__Dataset entries for page text__.
Start of Block

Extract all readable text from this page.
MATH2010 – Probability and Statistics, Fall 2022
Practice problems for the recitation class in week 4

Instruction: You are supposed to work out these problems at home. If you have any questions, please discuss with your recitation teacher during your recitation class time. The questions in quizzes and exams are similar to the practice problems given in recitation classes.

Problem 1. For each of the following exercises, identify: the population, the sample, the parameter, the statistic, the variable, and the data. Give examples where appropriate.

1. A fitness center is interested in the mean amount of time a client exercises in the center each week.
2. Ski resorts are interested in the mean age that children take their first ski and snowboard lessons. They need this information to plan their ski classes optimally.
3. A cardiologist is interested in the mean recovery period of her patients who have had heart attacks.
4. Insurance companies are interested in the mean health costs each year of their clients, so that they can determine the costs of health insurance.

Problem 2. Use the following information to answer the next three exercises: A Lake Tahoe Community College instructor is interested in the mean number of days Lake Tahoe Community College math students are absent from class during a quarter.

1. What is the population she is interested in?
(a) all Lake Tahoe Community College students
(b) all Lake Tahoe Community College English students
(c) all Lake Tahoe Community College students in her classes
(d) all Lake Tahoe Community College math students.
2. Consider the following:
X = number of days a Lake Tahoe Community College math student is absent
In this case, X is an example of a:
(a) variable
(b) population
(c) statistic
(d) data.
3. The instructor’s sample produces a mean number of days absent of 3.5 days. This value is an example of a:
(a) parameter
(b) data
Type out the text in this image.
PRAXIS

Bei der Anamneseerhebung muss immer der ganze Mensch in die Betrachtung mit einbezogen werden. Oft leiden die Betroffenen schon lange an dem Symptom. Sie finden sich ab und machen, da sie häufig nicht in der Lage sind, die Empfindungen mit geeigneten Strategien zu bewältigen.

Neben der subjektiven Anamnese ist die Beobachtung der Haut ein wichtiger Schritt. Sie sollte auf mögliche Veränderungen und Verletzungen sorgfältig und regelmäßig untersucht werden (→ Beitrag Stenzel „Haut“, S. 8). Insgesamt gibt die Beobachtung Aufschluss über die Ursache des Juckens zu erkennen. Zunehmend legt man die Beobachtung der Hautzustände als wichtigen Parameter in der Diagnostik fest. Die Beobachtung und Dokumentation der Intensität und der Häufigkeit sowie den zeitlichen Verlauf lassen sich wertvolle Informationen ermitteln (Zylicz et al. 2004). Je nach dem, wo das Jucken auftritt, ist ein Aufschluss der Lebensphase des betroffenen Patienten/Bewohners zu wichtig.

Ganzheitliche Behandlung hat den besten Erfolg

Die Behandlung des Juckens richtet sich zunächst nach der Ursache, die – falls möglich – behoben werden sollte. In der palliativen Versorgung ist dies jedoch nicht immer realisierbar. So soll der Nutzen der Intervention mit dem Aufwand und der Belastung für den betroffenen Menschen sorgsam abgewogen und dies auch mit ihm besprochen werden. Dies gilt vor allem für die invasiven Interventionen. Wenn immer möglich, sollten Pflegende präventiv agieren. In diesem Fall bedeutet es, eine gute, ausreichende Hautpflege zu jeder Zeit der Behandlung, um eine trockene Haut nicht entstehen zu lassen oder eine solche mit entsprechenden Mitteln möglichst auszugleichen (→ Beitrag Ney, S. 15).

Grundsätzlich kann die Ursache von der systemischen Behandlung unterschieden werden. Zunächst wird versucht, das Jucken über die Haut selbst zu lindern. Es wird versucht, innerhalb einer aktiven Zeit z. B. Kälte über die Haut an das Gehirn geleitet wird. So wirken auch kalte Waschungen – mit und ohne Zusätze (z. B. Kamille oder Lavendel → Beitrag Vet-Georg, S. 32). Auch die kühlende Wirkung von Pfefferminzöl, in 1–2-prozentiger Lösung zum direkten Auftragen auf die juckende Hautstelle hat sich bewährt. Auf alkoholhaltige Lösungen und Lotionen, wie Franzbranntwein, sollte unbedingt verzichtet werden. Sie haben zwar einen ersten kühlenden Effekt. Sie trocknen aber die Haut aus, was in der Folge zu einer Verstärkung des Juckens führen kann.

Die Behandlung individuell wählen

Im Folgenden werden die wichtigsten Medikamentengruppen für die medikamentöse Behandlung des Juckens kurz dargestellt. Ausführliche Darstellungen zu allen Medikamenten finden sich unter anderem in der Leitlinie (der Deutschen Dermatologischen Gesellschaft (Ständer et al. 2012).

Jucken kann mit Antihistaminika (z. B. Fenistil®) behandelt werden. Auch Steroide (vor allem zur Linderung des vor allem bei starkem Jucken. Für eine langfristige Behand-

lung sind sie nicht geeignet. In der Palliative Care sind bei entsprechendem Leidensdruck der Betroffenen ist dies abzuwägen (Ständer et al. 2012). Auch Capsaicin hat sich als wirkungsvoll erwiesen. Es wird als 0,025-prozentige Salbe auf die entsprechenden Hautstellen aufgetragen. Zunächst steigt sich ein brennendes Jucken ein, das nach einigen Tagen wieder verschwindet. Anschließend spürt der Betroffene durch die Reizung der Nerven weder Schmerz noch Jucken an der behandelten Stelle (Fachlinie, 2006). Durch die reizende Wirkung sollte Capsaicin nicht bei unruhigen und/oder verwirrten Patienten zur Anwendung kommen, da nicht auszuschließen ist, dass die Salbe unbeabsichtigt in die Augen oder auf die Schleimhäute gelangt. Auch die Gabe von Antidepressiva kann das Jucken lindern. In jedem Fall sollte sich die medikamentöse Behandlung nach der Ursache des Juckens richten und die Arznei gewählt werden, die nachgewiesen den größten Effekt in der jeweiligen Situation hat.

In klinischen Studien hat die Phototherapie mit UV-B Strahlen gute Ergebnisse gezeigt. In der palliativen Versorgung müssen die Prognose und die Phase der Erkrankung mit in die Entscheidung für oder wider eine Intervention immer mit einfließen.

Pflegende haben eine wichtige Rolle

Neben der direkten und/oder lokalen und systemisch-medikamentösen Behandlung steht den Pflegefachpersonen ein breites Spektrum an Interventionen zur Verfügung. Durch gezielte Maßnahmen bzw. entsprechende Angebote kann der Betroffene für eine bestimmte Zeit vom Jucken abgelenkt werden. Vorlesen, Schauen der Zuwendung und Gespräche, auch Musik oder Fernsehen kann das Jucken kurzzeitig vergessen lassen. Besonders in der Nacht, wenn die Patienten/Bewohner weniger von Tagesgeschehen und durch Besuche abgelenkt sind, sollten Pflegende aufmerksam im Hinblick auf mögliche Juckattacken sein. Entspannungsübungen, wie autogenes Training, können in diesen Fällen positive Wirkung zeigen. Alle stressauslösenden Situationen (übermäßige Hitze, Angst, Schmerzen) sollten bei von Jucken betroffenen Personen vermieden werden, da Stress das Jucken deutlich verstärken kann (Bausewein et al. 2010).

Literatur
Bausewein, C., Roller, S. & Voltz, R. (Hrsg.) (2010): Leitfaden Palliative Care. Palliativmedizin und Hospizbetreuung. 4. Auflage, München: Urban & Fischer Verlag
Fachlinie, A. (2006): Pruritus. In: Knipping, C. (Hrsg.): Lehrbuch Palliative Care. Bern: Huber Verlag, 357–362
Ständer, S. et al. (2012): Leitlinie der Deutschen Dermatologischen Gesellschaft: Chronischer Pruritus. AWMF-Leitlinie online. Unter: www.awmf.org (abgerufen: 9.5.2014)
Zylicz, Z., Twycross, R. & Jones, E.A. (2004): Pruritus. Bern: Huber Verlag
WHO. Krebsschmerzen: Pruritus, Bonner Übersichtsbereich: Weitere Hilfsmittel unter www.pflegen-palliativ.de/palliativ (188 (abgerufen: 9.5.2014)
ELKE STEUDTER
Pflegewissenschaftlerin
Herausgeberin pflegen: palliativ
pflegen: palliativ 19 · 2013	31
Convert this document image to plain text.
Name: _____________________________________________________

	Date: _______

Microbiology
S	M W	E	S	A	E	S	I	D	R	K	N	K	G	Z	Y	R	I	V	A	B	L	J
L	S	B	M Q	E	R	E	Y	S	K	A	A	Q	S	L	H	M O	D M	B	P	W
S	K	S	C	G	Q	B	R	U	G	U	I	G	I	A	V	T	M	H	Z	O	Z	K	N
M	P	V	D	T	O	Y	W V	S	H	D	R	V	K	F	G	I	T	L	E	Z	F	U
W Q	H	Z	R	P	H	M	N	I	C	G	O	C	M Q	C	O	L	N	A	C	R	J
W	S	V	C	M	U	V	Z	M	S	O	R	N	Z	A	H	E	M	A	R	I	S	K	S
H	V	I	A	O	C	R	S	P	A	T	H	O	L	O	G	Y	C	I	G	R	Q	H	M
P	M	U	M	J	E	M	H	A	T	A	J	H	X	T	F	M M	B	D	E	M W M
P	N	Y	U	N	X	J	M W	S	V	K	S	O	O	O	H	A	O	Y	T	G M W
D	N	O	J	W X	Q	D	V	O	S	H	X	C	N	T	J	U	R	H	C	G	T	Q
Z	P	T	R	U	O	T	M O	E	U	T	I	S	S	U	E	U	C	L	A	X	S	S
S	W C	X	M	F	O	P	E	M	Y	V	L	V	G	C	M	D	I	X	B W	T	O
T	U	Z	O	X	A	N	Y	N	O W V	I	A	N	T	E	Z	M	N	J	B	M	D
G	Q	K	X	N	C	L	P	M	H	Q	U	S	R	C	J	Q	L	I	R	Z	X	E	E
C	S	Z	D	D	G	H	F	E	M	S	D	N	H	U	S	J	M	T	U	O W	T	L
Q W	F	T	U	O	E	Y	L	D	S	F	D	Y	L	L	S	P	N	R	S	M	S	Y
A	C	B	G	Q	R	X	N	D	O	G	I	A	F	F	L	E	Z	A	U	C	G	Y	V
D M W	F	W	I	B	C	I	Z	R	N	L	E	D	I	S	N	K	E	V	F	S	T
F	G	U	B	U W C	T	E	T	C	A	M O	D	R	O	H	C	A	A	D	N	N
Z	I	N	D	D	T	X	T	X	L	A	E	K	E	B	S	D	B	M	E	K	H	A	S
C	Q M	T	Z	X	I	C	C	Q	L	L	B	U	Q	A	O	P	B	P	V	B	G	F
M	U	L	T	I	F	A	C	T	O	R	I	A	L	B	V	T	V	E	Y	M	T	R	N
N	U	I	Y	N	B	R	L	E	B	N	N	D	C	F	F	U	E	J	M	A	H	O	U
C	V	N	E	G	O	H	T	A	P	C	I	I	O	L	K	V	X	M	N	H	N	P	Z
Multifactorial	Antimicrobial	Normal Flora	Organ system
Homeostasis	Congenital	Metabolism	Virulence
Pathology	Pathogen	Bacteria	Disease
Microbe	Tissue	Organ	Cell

End of Block

__Exercise aim__. With "problems" as the string to look for, count the matching lines above and give the number by itself.

__Answer to the exercise__. 2